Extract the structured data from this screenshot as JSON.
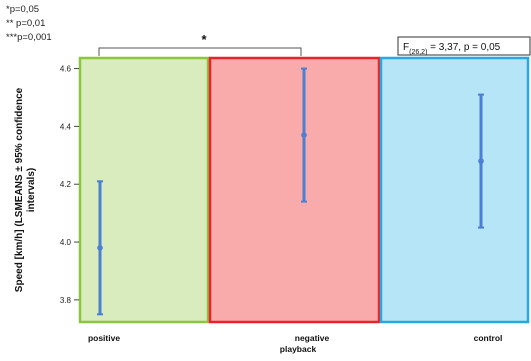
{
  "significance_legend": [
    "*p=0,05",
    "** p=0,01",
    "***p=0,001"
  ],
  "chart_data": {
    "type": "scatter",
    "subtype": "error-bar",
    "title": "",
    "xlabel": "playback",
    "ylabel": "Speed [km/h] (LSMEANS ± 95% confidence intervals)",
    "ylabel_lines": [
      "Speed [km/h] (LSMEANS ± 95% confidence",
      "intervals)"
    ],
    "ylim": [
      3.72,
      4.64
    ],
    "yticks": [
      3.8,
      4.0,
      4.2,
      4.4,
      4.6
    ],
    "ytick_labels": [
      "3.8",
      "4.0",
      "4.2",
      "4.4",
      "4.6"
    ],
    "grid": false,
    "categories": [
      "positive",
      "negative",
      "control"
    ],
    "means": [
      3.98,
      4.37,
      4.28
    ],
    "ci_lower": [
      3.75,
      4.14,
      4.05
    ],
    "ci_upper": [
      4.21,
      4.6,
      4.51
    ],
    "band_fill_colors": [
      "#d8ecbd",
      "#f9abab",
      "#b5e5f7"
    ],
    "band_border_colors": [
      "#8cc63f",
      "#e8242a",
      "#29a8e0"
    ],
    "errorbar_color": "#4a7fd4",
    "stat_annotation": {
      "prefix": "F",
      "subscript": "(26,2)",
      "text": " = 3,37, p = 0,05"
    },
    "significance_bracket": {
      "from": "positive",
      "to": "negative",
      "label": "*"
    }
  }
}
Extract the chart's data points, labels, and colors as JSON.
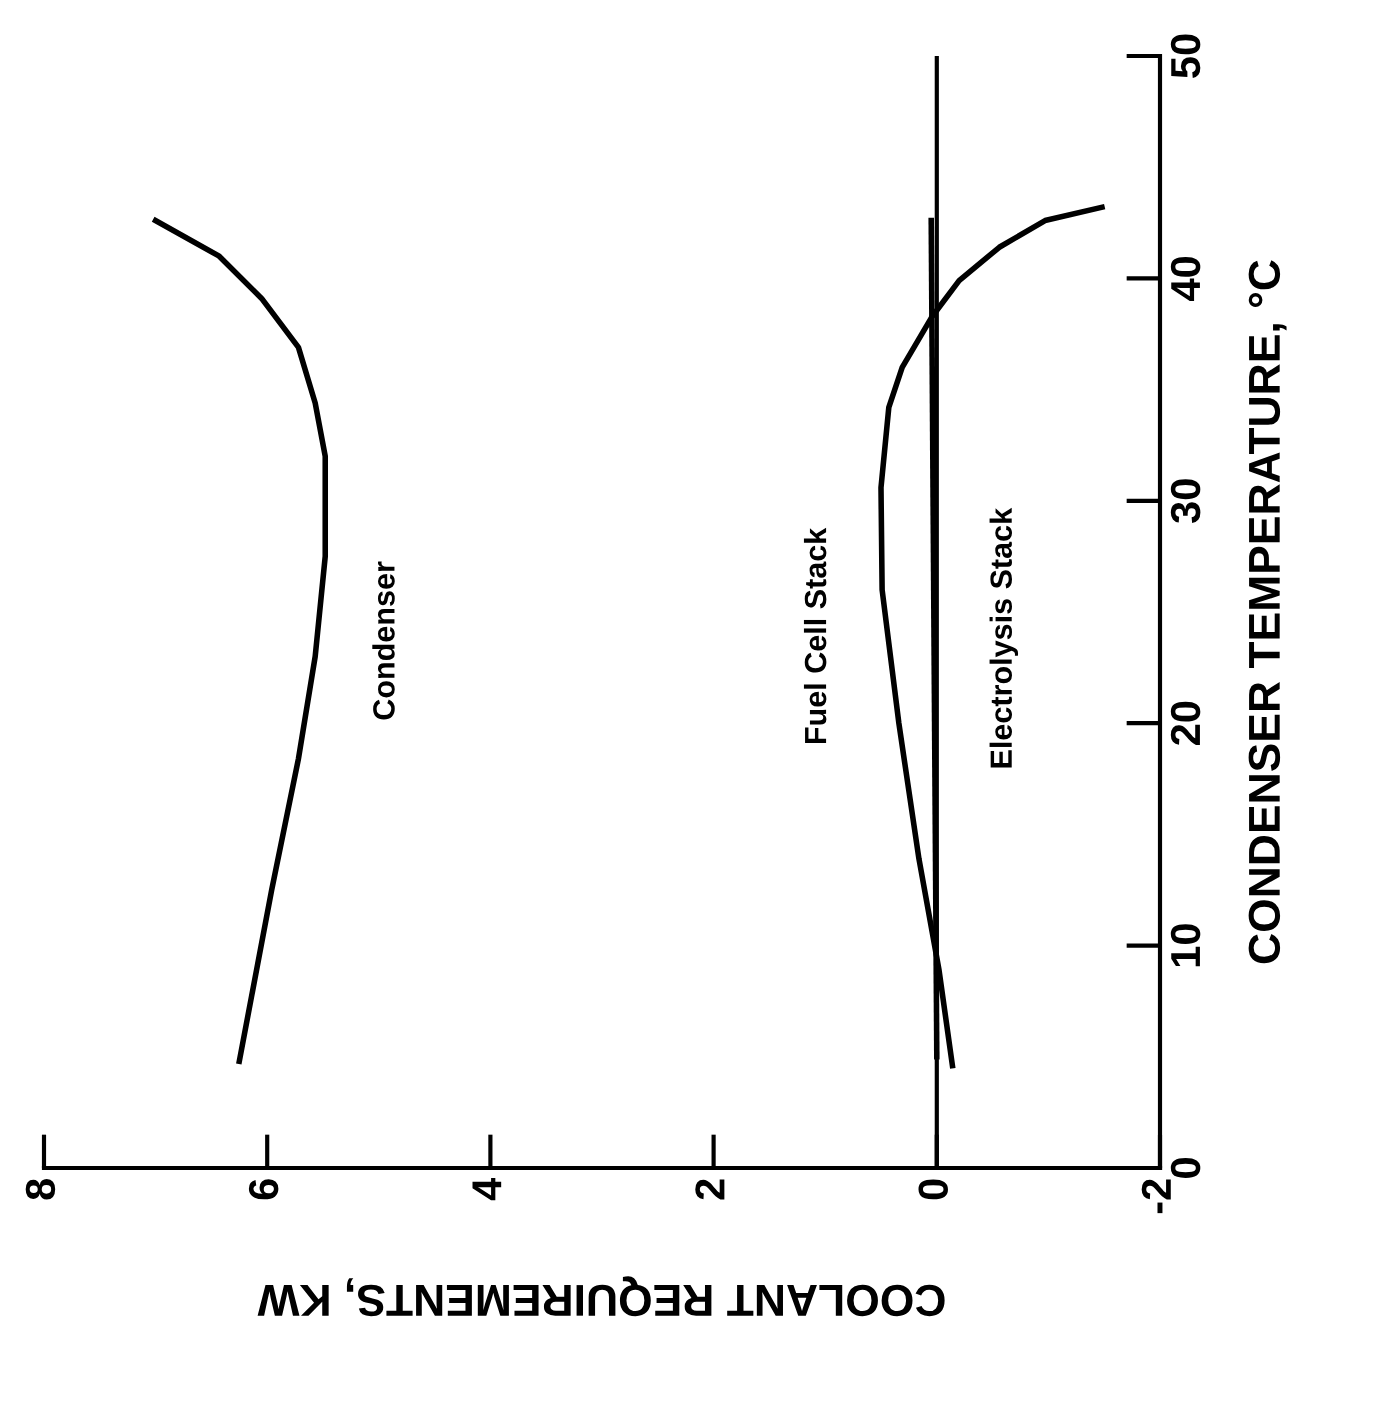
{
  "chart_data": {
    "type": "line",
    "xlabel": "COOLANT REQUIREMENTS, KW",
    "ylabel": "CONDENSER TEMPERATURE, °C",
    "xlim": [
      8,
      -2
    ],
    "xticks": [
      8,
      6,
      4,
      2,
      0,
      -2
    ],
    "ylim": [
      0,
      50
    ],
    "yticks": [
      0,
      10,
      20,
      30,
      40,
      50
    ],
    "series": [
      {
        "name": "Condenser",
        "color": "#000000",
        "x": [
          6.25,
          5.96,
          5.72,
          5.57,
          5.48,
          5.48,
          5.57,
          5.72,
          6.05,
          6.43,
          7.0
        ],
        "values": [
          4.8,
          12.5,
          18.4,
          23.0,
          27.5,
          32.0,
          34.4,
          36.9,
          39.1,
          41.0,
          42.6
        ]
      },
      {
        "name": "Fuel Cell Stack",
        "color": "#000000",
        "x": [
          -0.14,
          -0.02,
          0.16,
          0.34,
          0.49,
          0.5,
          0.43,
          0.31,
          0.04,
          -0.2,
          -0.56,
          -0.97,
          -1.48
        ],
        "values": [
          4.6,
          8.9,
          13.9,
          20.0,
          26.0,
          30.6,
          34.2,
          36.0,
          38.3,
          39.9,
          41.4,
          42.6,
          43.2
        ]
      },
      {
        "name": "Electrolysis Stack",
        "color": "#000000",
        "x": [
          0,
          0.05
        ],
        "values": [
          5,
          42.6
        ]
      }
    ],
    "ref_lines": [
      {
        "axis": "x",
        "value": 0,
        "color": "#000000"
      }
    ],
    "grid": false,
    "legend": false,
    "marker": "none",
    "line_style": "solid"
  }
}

= = = = = = =

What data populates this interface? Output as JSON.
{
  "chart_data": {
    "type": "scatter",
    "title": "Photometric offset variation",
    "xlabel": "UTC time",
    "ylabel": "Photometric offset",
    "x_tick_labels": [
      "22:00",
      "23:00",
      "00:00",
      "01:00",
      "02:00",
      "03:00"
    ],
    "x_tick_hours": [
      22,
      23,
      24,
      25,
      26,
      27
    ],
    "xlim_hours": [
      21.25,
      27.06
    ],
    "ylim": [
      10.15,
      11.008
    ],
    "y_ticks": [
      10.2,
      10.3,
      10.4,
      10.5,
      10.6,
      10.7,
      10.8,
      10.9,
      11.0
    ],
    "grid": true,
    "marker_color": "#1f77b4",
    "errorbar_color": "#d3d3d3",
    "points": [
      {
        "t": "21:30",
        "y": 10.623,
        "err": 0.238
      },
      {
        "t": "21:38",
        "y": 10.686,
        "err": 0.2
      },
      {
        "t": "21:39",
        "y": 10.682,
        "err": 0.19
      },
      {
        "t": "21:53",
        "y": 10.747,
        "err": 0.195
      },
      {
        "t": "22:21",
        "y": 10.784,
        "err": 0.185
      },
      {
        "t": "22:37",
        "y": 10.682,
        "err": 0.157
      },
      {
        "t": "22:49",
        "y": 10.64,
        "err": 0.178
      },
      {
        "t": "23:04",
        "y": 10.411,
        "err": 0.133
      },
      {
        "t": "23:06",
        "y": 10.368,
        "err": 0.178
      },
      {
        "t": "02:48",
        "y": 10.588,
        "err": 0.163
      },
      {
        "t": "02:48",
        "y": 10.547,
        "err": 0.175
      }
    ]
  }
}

= = = = = = =

● **DIRECTIVE**
Read through the entries and copy every line that includes "Photometric".

● **PROBLEM SOLUTION**
    "title": "Photometric offset variation",
    "ylabel": "Photometric offset",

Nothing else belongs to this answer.